**SHORT TASK**
Tally the lines that contain the string "into" and give the number by itself.
--- start SUPPLIED INFORMATION ---
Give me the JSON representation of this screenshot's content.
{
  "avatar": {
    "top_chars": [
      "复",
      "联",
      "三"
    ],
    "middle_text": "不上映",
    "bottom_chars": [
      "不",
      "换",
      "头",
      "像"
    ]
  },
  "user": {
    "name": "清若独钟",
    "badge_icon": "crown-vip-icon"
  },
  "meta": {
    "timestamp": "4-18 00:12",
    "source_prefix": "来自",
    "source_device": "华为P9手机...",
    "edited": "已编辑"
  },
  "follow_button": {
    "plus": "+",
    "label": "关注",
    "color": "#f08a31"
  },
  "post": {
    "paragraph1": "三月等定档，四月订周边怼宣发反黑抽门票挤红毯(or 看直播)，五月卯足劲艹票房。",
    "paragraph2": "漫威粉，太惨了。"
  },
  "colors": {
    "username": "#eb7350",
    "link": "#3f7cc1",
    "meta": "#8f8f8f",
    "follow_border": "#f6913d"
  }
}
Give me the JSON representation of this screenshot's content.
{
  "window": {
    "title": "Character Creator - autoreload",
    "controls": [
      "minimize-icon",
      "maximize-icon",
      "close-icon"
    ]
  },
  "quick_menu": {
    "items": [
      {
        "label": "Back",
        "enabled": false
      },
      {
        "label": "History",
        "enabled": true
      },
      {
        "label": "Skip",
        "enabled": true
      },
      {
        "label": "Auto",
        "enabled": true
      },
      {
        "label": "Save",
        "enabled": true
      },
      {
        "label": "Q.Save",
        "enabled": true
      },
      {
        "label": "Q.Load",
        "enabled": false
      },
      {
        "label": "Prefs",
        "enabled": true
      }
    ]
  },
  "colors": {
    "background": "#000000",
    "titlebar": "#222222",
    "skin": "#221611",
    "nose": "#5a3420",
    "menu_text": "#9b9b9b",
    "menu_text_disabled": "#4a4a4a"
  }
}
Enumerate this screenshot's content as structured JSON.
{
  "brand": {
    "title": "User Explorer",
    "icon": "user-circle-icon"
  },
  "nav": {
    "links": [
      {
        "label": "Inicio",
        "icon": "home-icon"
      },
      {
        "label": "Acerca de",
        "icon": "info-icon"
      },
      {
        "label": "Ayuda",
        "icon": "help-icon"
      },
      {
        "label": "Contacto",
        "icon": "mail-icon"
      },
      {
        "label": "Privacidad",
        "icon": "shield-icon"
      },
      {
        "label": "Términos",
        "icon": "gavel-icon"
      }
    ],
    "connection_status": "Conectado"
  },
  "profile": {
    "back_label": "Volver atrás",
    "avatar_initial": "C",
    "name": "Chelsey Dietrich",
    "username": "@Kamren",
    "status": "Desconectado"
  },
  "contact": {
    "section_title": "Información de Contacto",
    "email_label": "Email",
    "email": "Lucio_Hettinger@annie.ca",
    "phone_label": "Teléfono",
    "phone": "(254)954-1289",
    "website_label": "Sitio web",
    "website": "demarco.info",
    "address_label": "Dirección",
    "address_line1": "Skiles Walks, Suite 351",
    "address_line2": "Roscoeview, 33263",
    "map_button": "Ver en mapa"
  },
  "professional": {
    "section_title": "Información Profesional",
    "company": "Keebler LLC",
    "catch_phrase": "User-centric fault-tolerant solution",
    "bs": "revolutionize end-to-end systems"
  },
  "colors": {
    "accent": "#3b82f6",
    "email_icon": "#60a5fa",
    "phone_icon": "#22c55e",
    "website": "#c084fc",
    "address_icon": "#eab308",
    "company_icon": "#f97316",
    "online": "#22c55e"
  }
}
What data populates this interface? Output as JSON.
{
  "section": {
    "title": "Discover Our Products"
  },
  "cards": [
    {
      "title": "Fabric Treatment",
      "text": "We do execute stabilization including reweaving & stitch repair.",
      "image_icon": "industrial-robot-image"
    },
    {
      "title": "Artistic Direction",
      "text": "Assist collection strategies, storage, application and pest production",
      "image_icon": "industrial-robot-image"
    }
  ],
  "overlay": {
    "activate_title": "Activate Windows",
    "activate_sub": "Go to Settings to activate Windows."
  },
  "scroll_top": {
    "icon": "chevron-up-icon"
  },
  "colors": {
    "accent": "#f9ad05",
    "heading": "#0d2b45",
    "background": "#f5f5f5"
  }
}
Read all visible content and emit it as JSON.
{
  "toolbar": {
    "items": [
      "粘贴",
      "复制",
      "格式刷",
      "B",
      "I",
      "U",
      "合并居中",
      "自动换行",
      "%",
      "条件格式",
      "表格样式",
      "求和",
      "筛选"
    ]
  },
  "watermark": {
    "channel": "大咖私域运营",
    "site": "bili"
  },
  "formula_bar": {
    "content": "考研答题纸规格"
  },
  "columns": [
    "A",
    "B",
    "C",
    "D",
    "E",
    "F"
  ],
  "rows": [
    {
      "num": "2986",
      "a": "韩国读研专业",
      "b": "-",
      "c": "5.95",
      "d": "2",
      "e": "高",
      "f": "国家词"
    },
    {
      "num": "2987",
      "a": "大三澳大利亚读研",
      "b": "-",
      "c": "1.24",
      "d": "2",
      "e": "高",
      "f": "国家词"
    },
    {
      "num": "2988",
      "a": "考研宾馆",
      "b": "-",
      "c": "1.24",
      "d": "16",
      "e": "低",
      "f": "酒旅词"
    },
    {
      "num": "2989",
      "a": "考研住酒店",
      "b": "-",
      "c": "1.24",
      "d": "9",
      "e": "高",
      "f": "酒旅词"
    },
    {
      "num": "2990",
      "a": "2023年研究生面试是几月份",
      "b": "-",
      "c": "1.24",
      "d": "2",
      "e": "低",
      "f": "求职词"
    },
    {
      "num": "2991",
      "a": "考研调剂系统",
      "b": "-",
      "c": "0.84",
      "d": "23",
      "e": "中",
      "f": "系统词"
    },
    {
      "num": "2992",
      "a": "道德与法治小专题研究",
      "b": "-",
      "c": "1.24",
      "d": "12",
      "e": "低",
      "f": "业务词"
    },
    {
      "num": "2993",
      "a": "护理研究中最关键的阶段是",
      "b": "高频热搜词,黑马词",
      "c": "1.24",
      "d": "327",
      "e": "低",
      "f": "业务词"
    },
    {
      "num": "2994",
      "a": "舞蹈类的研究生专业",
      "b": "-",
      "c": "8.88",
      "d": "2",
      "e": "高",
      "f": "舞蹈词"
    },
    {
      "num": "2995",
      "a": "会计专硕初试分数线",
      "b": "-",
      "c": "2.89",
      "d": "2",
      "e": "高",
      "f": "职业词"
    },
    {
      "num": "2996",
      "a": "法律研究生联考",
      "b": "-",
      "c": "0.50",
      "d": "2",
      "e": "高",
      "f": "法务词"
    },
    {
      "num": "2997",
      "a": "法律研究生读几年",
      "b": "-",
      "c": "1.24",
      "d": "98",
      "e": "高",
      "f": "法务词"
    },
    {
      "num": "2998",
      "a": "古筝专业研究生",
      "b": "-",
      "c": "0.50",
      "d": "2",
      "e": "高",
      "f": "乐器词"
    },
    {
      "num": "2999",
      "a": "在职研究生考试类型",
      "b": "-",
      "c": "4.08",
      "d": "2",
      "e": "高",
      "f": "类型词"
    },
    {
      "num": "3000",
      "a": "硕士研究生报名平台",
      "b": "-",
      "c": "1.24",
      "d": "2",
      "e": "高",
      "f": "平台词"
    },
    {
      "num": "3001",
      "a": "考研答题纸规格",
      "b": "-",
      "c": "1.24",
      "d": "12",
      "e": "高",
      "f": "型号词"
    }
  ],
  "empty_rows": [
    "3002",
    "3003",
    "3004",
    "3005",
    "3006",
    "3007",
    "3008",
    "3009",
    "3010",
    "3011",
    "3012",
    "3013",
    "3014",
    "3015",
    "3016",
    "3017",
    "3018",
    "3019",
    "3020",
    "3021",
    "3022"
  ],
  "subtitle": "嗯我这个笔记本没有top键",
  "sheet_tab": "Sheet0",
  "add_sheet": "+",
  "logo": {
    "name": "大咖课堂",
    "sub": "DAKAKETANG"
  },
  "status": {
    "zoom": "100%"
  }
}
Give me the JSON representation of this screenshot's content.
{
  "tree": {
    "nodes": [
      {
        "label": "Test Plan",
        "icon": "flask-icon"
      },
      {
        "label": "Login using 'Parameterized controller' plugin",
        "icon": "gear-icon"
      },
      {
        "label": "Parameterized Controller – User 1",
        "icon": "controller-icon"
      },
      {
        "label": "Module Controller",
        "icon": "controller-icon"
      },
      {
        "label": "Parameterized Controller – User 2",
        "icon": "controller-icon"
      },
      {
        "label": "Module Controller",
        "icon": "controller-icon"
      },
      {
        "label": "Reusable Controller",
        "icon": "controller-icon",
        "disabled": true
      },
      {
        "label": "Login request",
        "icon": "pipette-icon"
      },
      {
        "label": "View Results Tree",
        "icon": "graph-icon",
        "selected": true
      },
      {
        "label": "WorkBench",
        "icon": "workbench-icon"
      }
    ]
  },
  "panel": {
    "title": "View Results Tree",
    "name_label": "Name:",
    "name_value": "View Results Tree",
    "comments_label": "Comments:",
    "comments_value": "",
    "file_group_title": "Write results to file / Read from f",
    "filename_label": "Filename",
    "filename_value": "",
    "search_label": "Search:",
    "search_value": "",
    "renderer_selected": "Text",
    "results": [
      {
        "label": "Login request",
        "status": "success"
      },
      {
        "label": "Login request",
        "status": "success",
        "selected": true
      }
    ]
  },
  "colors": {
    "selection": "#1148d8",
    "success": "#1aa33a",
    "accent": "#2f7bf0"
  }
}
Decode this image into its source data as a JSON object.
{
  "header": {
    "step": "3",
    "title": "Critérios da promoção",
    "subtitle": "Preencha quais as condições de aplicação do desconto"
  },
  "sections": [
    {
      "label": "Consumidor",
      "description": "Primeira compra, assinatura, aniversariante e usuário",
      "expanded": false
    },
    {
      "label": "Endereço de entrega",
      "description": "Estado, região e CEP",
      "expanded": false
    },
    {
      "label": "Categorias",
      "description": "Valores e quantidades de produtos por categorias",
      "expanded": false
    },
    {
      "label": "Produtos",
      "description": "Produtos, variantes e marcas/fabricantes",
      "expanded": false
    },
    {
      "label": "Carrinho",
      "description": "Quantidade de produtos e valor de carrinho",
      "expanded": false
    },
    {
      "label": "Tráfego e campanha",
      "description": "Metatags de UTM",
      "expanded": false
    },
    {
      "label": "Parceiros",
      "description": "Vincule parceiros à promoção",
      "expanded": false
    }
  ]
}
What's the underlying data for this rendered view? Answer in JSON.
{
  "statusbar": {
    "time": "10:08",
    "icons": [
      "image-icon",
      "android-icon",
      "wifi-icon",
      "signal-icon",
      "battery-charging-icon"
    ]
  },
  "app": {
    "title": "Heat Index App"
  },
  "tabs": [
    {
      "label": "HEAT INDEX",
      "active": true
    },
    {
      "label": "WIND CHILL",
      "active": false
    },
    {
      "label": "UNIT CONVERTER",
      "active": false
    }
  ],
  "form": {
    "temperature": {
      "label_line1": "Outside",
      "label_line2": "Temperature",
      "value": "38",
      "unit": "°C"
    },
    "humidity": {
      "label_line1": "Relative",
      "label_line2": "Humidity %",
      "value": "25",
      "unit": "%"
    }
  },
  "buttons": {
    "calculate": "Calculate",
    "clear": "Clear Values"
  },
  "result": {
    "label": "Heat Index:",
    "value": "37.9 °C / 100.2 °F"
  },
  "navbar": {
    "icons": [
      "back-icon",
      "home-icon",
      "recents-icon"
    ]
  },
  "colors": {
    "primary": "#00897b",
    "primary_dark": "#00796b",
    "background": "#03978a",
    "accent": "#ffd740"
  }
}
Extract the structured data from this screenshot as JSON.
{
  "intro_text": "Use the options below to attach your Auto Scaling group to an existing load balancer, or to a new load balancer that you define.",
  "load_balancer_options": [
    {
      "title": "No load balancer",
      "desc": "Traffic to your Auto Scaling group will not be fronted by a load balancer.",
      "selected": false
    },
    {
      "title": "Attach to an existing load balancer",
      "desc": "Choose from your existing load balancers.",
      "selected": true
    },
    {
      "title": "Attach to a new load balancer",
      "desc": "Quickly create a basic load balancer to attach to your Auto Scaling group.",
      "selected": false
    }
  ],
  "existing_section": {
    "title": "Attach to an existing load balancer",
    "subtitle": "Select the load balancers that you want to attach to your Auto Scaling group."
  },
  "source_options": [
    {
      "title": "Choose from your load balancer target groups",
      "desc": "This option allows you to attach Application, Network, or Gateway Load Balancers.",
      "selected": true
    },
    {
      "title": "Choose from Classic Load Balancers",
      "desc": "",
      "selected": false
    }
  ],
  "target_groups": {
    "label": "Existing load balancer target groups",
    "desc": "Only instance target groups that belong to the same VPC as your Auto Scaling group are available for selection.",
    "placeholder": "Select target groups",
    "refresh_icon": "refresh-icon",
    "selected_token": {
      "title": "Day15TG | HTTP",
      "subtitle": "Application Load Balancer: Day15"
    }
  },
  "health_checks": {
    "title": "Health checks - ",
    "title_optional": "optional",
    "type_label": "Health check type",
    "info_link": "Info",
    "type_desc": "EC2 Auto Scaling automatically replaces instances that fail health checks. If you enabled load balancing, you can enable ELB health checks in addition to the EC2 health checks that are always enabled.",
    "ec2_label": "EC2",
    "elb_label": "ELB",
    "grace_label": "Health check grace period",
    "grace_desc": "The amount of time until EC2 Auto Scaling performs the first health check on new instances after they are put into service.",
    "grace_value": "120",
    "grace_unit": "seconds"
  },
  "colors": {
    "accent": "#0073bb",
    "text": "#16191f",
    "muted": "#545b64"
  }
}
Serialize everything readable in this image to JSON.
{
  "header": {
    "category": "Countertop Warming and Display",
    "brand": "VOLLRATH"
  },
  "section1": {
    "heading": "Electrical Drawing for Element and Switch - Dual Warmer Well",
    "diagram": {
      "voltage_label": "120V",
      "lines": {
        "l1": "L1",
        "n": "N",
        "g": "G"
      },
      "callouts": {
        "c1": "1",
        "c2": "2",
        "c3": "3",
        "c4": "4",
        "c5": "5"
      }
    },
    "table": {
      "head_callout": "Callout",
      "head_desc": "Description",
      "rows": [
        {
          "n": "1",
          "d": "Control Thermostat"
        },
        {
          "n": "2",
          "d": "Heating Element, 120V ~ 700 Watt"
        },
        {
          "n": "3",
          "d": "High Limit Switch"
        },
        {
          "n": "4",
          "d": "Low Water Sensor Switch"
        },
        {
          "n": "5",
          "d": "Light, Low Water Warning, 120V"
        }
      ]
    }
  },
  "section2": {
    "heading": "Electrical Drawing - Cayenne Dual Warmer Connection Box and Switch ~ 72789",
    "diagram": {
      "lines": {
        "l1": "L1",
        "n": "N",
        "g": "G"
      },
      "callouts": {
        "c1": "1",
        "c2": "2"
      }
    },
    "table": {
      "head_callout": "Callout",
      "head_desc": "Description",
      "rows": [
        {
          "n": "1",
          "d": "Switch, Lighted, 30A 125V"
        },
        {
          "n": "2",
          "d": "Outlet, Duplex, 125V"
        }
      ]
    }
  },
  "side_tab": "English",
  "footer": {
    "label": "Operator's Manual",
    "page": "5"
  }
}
--- end SUPPLIED INFORMATION ---
**WRITTEN REPLY**
2